* **PROBLEM STATEMENT**
List the lines of this listing that hold the word "threshold".

* **TASK INPUT**
Begin
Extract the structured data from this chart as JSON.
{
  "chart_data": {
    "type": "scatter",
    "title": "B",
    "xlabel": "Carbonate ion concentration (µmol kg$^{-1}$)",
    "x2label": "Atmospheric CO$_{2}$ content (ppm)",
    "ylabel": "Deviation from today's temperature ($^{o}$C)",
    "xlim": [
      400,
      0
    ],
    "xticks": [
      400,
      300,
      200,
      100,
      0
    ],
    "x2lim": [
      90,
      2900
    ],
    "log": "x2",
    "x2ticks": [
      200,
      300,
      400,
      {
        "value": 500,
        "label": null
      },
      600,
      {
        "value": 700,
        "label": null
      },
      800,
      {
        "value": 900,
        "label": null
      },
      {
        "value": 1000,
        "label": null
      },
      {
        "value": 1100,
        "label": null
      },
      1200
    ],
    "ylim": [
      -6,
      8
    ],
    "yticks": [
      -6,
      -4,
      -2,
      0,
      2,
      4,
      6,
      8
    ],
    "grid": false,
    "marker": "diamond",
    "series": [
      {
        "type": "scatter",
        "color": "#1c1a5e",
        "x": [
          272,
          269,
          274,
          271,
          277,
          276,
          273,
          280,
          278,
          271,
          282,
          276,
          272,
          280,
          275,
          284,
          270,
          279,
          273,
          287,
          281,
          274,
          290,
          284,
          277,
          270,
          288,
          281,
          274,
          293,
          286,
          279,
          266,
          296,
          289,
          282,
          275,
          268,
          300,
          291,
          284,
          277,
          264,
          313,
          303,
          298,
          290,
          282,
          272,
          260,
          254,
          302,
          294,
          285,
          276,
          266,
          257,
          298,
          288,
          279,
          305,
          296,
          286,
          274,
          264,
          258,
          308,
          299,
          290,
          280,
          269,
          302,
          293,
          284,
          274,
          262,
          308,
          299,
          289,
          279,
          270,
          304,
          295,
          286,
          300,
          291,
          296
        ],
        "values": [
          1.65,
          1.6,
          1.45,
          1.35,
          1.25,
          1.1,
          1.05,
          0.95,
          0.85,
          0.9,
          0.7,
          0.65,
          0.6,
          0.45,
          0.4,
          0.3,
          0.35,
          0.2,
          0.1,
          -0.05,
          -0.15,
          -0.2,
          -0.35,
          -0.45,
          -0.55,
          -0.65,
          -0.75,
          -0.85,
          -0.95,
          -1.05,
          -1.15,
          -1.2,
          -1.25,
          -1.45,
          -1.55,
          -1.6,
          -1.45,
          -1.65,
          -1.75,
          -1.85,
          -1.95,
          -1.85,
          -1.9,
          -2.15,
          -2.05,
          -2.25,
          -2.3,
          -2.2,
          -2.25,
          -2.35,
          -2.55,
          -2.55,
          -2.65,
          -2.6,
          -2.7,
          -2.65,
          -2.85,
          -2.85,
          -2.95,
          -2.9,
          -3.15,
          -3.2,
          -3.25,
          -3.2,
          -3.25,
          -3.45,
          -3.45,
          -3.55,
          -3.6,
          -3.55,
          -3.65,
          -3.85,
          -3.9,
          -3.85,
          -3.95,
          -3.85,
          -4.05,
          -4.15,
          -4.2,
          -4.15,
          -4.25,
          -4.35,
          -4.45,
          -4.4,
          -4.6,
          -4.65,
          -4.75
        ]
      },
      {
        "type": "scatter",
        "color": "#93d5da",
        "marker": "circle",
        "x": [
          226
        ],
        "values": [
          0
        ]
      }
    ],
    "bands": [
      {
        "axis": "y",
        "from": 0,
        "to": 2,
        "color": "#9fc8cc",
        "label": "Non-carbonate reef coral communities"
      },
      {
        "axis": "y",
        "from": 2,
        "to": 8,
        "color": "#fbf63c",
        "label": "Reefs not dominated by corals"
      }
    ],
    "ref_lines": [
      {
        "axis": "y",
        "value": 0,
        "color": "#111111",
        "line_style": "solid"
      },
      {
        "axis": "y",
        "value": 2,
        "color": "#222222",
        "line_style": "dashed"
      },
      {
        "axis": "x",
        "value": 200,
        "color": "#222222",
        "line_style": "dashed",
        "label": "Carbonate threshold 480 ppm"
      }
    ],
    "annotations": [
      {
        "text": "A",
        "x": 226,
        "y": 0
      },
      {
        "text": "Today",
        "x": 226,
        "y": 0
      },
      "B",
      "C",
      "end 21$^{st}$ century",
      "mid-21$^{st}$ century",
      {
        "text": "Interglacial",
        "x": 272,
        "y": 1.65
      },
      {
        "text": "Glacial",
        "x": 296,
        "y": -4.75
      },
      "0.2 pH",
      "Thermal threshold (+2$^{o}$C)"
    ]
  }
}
End
* **REPLY TO THE EXERCISE**
        "label": "Carbonate threshold 480 ppm"
      "Thermal threshold (+2$^{o}$C)"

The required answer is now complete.